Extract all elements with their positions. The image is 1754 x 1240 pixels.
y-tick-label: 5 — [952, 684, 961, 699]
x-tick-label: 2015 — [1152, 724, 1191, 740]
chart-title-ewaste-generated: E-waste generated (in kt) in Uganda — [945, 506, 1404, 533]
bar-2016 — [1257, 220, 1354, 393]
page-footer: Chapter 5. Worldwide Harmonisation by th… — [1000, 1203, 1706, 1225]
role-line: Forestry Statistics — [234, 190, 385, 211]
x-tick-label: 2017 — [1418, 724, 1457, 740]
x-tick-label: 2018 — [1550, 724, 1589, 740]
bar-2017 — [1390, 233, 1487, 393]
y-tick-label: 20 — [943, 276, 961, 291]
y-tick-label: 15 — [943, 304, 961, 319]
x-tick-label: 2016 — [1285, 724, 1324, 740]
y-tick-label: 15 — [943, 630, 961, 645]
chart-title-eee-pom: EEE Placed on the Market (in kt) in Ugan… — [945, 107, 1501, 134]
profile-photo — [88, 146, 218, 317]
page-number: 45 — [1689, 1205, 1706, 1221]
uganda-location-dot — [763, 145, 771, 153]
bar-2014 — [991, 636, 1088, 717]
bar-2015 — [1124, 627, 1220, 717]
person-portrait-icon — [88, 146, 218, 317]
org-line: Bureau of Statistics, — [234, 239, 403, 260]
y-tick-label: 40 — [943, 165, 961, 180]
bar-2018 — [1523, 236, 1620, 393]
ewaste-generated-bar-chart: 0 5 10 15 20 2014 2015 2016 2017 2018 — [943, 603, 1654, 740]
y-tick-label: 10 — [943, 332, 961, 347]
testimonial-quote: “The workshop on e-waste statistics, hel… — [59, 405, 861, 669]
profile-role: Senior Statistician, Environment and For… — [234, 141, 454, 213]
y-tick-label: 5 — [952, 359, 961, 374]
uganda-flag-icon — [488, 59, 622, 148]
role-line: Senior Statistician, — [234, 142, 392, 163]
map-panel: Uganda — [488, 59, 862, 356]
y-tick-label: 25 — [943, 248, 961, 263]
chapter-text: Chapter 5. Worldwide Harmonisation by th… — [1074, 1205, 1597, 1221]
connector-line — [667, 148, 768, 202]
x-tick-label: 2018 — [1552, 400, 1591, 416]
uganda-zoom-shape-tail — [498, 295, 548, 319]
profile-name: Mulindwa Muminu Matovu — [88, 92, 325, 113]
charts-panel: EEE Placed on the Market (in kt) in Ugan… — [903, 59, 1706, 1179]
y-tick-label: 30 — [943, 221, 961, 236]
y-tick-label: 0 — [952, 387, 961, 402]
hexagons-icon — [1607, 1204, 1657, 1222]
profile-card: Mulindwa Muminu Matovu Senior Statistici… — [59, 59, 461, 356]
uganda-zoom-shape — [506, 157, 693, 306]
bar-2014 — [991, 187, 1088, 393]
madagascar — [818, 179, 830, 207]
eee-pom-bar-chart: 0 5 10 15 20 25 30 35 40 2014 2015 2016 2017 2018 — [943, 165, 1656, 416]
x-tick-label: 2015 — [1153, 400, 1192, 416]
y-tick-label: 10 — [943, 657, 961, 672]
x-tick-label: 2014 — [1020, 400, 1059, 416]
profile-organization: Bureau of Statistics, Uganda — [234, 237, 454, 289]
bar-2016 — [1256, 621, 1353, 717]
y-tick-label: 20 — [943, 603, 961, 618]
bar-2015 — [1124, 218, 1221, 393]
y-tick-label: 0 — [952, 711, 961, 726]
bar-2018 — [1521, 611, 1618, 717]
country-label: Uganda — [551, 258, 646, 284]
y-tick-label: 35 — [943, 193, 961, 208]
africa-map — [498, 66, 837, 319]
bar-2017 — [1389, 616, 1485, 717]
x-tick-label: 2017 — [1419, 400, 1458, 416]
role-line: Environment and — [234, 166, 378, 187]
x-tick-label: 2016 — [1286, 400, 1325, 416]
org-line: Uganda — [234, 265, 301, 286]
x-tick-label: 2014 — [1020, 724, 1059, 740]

*Work required:* Quote every line of the records above word for word, keeping the same order and leaving nothing out.

*Output of the task:*
Extract all elements with their positions. The image is 1754 x 1240 pixels.
y-tick-label: 5 — [952, 684, 961, 699]
x-tick-label: 2015 — [1152, 724, 1191, 740]
chart-title-ewaste-generated: E-waste generated (in kt) in Uganda — [945, 506, 1404, 533]
bar-2016 — [1257, 220, 1354, 393]
page-footer: Chapter 5. Worldwide Harmonisation by th… — [1000, 1203, 1706, 1225]
role-line: Forestry Statistics — [234, 190, 385, 211]
x-tick-label: 2017 — [1418, 724, 1457, 740]
x-tick-label: 2018 — [1550, 724, 1589, 740]
bar-2017 — [1390, 233, 1487, 393]
y-tick-label: 20 — [943, 276, 961, 291]
y-tick-label: 15 — [943, 304, 961, 319]
x-tick-label: 2016 — [1285, 724, 1324, 740]
y-tick-label: 15 — [943, 630, 961, 645]
chart-title-eee-pom: EEE Placed on the Market (in kt) in Ugan… — [945, 107, 1501, 134]
profile-photo — [88, 146, 218, 317]
page-number: 45 — [1689, 1205, 1706, 1221]
uganda-location-dot — [763, 145, 771, 153]
bar-2014 — [991, 636, 1088, 717]
bar-2015 — [1124, 627, 1220, 717]
person-portrait-icon — [88, 146, 218, 317]
org-line: Bureau of Statistics, — [234, 239, 403, 260]
y-tick-label: 40 — [943, 165, 961, 180]
bar-2018 — [1523, 236, 1620, 393]
ewaste-generated-bar-chart: 0 5 10 15 20 2014 2015 2016 2017 2018 — [943, 603, 1654, 740]
y-tick-label: 10 — [943, 332, 961, 347]
testimonial-quote: “The workshop on e-waste statistics, hel… — [59, 405, 861, 669]
profile-role: Senior Statistician, Environment and For… — [234, 141, 454, 213]
y-tick-label: 5 — [952, 359, 961, 374]
uganda-flag-icon — [488, 59, 622, 148]
role-line: Senior Statistician, — [234, 142, 392, 163]
map-panel: Uganda — [488, 59, 862, 356]
y-tick-label: 25 — [943, 248, 961, 263]
chapter-text: Chapter 5. Worldwide Harmonisation by th… — [1074, 1205, 1597, 1221]
connector-line — [667, 148, 768, 202]
x-tick-label: 2018 — [1552, 400, 1591, 416]
uganda-zoom-shape-tail — [498, 295, 548, 319]
profile-name: Mulindwa Muminu Matovu — [88, 92, 325, 113]
charts-panel: EEE Placed on the Market (in kt) in Ugan… — [903, 59, 1706, 1179]
y-tick-label: 30 — [943, 221, 961, 236]
y-tick-label: 0 — [952, 387, 961, 402]
hexagons-icon — [1607, 1204, 1657, 1222]
profile-card: Mulindwa Muminu Matovu Senior Statistici… — [59, 59, 461, 356]
uganda-zoom-shape — [506, 157, 693, 306]
bar-2014 — [991, 187, 1088, 393]
madagascar — [818, 179, 830, 207]
eee-pom-bar-chart: 0 5 10 15 20 25 30 35 40 2014 2015 2016 2017 2018 — [943, 165, 1656, 416]
x-tick-label: 2015 — [1153, 400, 1192, 416]
y-tick-label: 10 — [943, 657, 961, 672]
x-tick-label: 2014 — [1020, 400, 1059, 416]
profile-organization: Bureau of Statistics, Uganda — [234, 237, 454, 289]
bar-2016 — [1256, 621, 1353, 717]
y-tick-label: 20 — [943, 603, 961, 618]
bar-2015 — [1124, 218, 1221, 393]
y-tick-label: 0 — [952, 711, 961, 726]
bar-2018 — [1521, 611, 1618, 717]
country-label: Uganda — [551, 258, 646, 284]
y-tick-label: 35 — [943, 193, 961, 208]
africa-map — [498, 66, 837, 319]
bar-2017 — [1389, 616, 1485, 717]
x-tick-label: 2017 — [1419, 400, 1458, 416]
role-line: Environment and — [234, 166, 378, 187]
x-tick-label: 2016 — [1286, 400, 1325, 416]
org-line: Uganda — [234, 265, 301, 286]
x-tick-label: 2014 — [1020, 724, 1059, 740]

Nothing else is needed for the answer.